# [Set task]
Copy every line of the entries that includes the word "أفريل".

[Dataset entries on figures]
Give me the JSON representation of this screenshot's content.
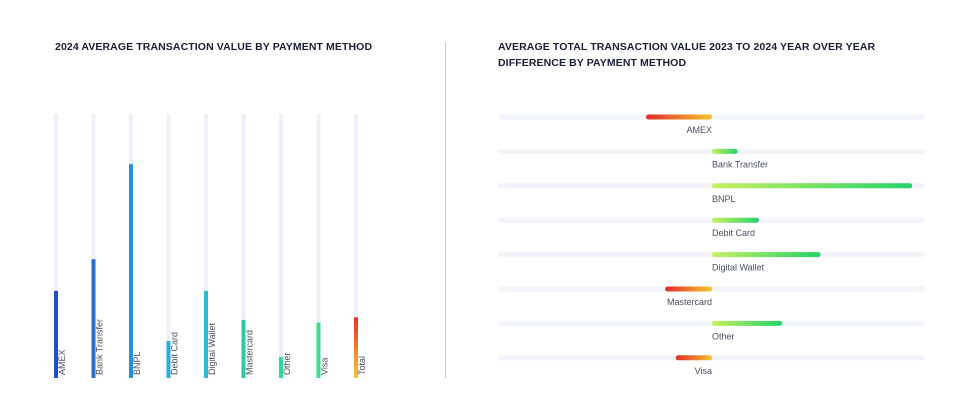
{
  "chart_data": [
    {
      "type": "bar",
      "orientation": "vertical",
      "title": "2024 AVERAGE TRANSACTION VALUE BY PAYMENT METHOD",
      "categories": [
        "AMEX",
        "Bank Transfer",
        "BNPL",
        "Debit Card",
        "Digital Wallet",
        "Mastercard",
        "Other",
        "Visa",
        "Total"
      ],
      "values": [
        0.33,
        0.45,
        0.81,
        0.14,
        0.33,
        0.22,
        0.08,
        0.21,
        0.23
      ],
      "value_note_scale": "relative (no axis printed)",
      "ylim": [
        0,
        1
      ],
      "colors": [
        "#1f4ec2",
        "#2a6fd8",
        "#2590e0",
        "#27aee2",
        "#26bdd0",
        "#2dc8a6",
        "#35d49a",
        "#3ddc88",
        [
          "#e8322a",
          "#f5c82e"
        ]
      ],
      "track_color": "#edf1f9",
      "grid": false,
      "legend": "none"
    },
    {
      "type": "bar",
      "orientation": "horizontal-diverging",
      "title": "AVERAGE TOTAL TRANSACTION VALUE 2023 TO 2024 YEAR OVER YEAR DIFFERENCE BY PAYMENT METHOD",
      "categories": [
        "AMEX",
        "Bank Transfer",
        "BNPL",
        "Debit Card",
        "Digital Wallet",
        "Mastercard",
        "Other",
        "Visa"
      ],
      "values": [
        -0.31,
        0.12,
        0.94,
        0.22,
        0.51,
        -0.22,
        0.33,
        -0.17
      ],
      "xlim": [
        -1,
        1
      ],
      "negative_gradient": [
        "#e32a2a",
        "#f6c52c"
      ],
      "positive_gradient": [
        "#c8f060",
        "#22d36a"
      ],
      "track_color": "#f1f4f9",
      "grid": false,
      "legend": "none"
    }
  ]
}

* * *

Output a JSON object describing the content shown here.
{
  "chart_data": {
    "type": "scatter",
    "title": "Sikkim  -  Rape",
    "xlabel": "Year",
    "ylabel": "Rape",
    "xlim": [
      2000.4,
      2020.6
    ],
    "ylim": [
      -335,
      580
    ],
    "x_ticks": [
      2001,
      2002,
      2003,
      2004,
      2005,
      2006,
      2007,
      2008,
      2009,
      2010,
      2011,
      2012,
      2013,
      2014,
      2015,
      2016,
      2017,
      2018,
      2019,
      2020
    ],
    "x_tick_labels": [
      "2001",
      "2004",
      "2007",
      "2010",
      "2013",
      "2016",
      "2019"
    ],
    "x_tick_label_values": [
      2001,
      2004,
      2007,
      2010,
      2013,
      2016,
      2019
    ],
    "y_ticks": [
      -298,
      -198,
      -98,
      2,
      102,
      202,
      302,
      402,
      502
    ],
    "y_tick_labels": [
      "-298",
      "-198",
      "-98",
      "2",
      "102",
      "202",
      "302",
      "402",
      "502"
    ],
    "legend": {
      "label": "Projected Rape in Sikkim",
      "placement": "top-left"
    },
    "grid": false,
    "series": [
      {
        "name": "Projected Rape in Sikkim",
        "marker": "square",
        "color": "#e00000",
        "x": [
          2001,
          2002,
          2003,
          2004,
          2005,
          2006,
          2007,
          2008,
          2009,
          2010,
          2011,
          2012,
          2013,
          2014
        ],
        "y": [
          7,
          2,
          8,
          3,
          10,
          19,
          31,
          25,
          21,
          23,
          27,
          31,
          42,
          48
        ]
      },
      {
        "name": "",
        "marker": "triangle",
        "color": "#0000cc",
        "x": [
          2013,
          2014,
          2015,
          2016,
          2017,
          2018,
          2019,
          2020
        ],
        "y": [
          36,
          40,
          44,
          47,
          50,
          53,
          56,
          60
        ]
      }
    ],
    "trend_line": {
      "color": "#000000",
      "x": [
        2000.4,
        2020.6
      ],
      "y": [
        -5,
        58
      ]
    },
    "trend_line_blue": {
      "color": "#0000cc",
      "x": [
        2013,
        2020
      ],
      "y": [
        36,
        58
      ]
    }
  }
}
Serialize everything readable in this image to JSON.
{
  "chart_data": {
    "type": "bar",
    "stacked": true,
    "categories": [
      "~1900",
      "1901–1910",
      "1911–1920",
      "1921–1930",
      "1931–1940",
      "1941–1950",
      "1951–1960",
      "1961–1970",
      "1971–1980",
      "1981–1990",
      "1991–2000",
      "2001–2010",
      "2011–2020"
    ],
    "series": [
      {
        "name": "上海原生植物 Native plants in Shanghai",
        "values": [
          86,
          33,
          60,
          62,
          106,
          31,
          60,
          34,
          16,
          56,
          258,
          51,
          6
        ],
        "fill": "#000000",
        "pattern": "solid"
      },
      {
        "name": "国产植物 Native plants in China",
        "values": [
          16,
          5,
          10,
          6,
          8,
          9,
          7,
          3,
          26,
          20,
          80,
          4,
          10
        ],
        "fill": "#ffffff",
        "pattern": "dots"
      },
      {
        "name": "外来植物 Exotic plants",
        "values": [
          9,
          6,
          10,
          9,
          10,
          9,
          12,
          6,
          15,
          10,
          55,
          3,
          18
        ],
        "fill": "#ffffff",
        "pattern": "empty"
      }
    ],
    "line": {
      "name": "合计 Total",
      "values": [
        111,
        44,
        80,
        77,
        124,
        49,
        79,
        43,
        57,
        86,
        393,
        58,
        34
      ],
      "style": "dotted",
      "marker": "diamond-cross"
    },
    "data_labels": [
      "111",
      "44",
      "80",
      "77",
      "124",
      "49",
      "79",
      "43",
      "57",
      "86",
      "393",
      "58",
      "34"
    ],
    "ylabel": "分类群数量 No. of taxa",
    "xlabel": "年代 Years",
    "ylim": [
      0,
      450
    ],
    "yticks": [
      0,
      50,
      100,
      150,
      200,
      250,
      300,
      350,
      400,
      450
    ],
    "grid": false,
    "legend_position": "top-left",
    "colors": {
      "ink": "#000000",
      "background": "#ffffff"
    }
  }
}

---

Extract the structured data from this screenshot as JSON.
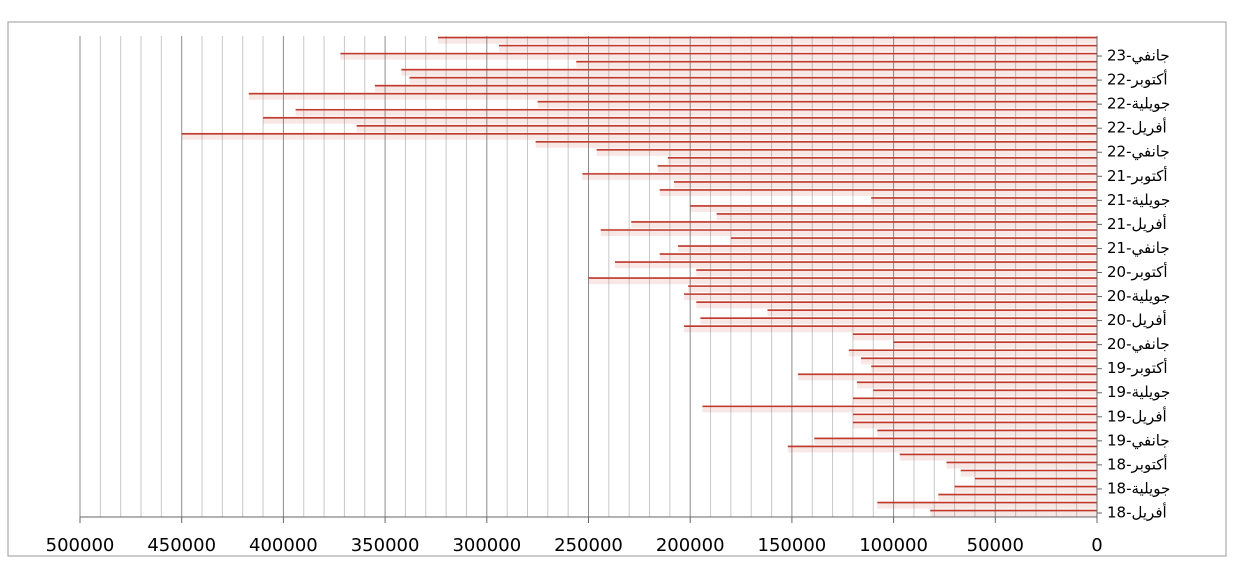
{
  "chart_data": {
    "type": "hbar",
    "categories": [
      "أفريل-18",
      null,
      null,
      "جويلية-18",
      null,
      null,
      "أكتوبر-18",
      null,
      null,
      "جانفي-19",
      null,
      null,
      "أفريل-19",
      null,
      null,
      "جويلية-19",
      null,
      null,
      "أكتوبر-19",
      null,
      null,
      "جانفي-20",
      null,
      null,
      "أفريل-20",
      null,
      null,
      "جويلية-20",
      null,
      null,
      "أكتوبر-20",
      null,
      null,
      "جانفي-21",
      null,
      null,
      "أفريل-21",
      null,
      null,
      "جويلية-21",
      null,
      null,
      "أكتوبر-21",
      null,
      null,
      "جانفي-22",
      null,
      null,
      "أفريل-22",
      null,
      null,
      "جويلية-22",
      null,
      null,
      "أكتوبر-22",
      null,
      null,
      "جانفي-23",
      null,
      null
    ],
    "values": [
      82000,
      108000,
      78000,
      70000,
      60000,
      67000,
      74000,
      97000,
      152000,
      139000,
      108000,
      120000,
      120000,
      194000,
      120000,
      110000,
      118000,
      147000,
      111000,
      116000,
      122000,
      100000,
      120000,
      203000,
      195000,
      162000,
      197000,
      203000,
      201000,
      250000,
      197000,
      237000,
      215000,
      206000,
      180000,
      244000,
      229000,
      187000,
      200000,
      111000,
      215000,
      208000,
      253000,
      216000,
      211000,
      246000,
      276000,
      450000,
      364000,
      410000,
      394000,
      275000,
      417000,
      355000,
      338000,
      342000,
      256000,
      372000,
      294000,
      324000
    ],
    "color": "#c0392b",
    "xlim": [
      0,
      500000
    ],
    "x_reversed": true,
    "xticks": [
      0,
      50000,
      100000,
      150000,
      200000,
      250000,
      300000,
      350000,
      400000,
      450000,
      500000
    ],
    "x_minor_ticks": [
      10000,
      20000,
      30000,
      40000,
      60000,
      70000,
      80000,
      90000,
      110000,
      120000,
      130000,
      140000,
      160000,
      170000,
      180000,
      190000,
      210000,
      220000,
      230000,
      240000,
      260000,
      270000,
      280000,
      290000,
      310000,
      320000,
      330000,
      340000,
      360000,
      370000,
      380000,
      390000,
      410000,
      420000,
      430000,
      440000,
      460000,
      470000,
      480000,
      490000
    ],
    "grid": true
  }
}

# [Solution for this task]
      "أفريل-18",
      "أفريل-19",
      "أفريل-20",
      "أفريل-21",
      "أفريل-22",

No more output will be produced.